Print every entry word for word, but omit the pictures.
•••••
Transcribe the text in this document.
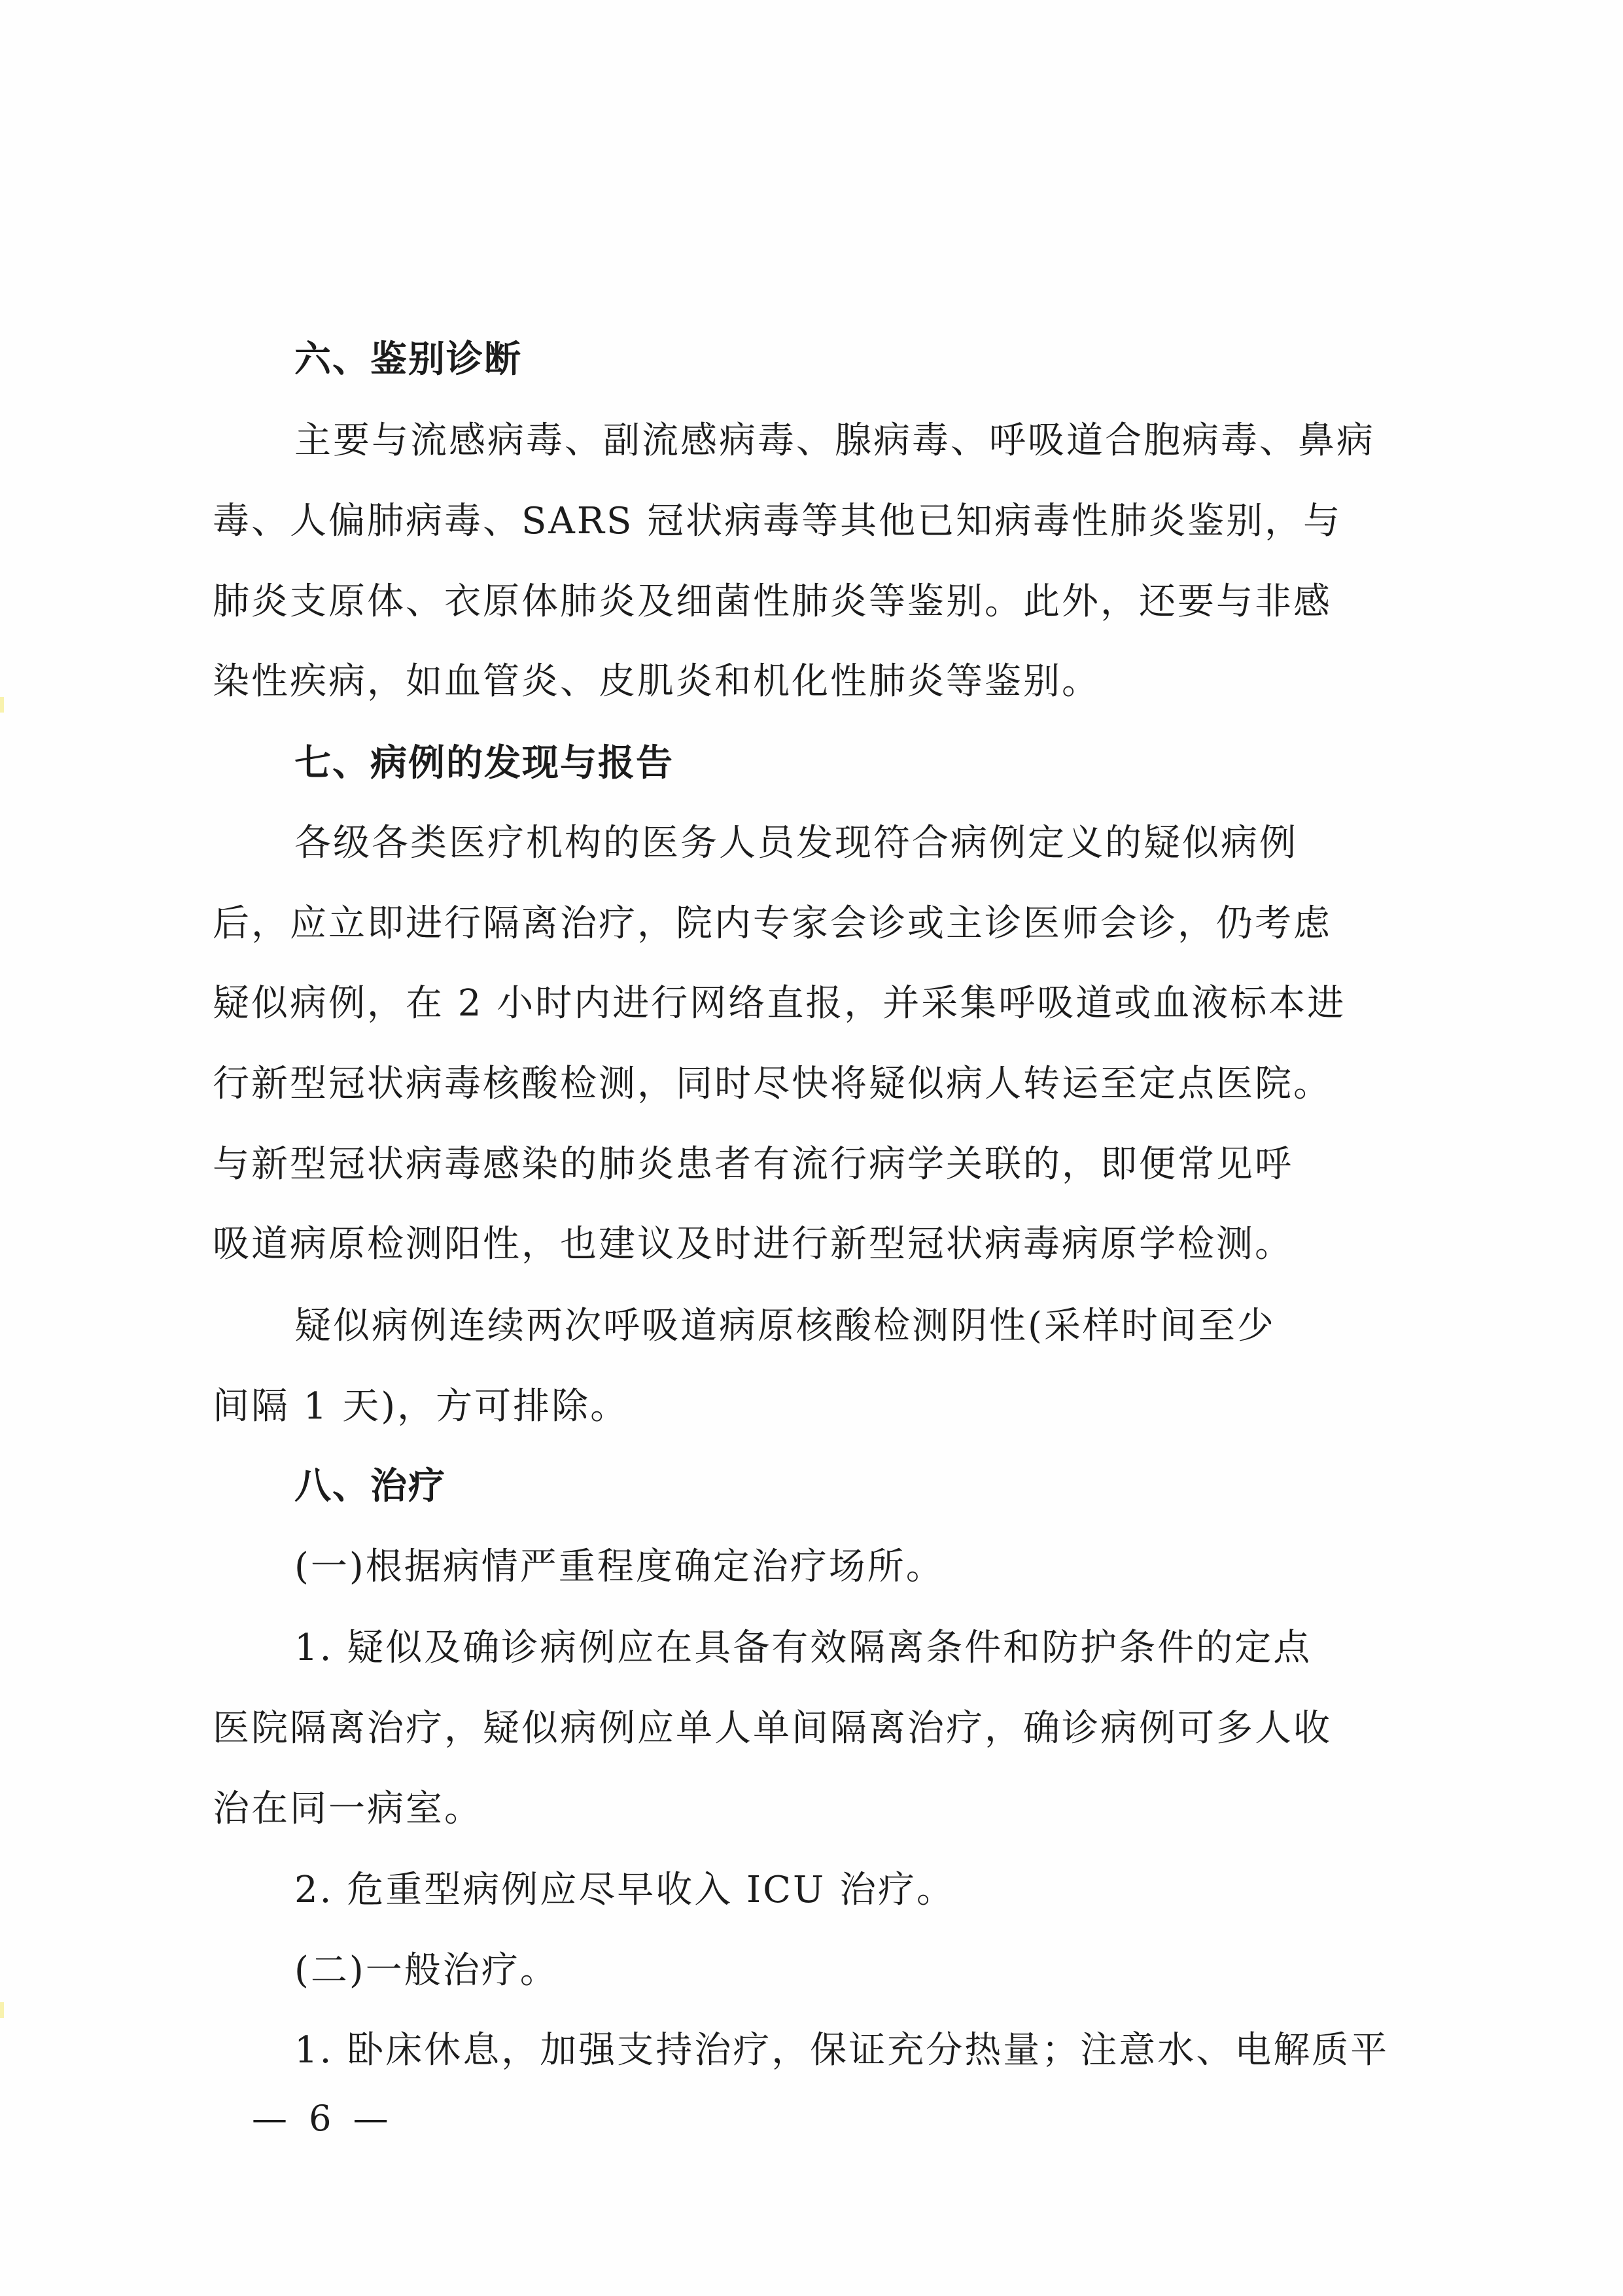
六、鉴别诊断
主要与流感病毒、副流感病毒、腺病毒、呼吸道合胞病毒、鼻病
毒、人偏肺病毒、SARS 冠状病毒等其他已知病毒性肺炎鉴别，与
肺炎支原体、衣原体肺炎及细菌性肺炎等鉴别。此外，还要与非感
染性疾病，如血管炎、皮肌炎和机化性肺炎等鉴别。
七、病例的发现与报告
各级各类医疗机构的医务人员发现符合病例定义的疑似病例
后，应立即进行隔离治疗，院内专家会诊或主诊医师会诊，仍考虑
疑似病例，在 2 小时内进行网络直报，并采集呼吸道或血液标本进
行新型冠状病毒核酸检测，同时尽快将疑似病人转运至定点医院。
与新型冠状病毒感染的肺炎患者有流行病学关联的，即便常见呼
吸道病原检测阳性，也建议及时进行新型冠状病毒病原学检测。
疑似病例连续两次呼吸道病原核酸检测阴性(采样时间至少
间隔 1 天)，方可排除。
八、治疗
(一)根据病情严重程度确定治疗场所。
1. 疑似及确诊病例应在具备有效隔离条件和防护条件的定点
医院隔离治疗，疑似病例应单人单间隔离治疗，确诊病例可多人收
治在同一病室。
2. 危重型病例应尽早收入 ICU 治疗。
(二)一般治疗。
1. 卧床休息，加强支持治疗，保证充分热量；注意水、电解质平
— 6 —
•••••
**Answer to this problem**
Transcribe the text in this document.
六、鉴别诊断
主要与流感病毒、副流感病毒、腺病毒、呼吸道合胞病毒、鼻病
毒、人偏肺病毒、SARS 冠状病毒等其他已知病毒性肺炎鉴别，与
肺炎支原体、衣原体肺炎及细菌性肺炎等鉴别。此外，还要与非感
染性疾病，如血管炎、皮肌炎和机化性肺炎等鉴别。
七、病例的发现与报告
各级各类医疗机构的医务人员发现符合病例定义的疑似病例
后，应立即进行隔离治疗，院内专家会诊或主诊医师会诊，仍考虑
疑似病例，在 2 小时内进行网络直报，并采集呼吸道或血液标本进
行新型冠状病毒核酸检测，同时尽快将疑似病人转运至定点医院。
与新型冠状病毒感染的肺炎患者有流行病学关联的，即便常见呼
吸道病原检测阳性，也建议及时进行新型冠状病毒病原学检测。
疑似病例连续两次呼吸道病原核酸检测阴性(采样时间至少
间隔 1 天)，方可排除。
八、治疗
(一)根据病情严重程度确定治疗场所。
1. 疑似及确诊病例应在具备有效隔离条件和防护条件的定点
医院隔离治疗，疑似病例应单人单间隔离治疗，确诊病例可多人收
治在同一病室。
2. 危重型病例应尽早收入 ICU 治疗。
(二)一般治疗。
1. 卧床休息，加强支持治疗，保证充分热量；注意水、电解质平
— 6 —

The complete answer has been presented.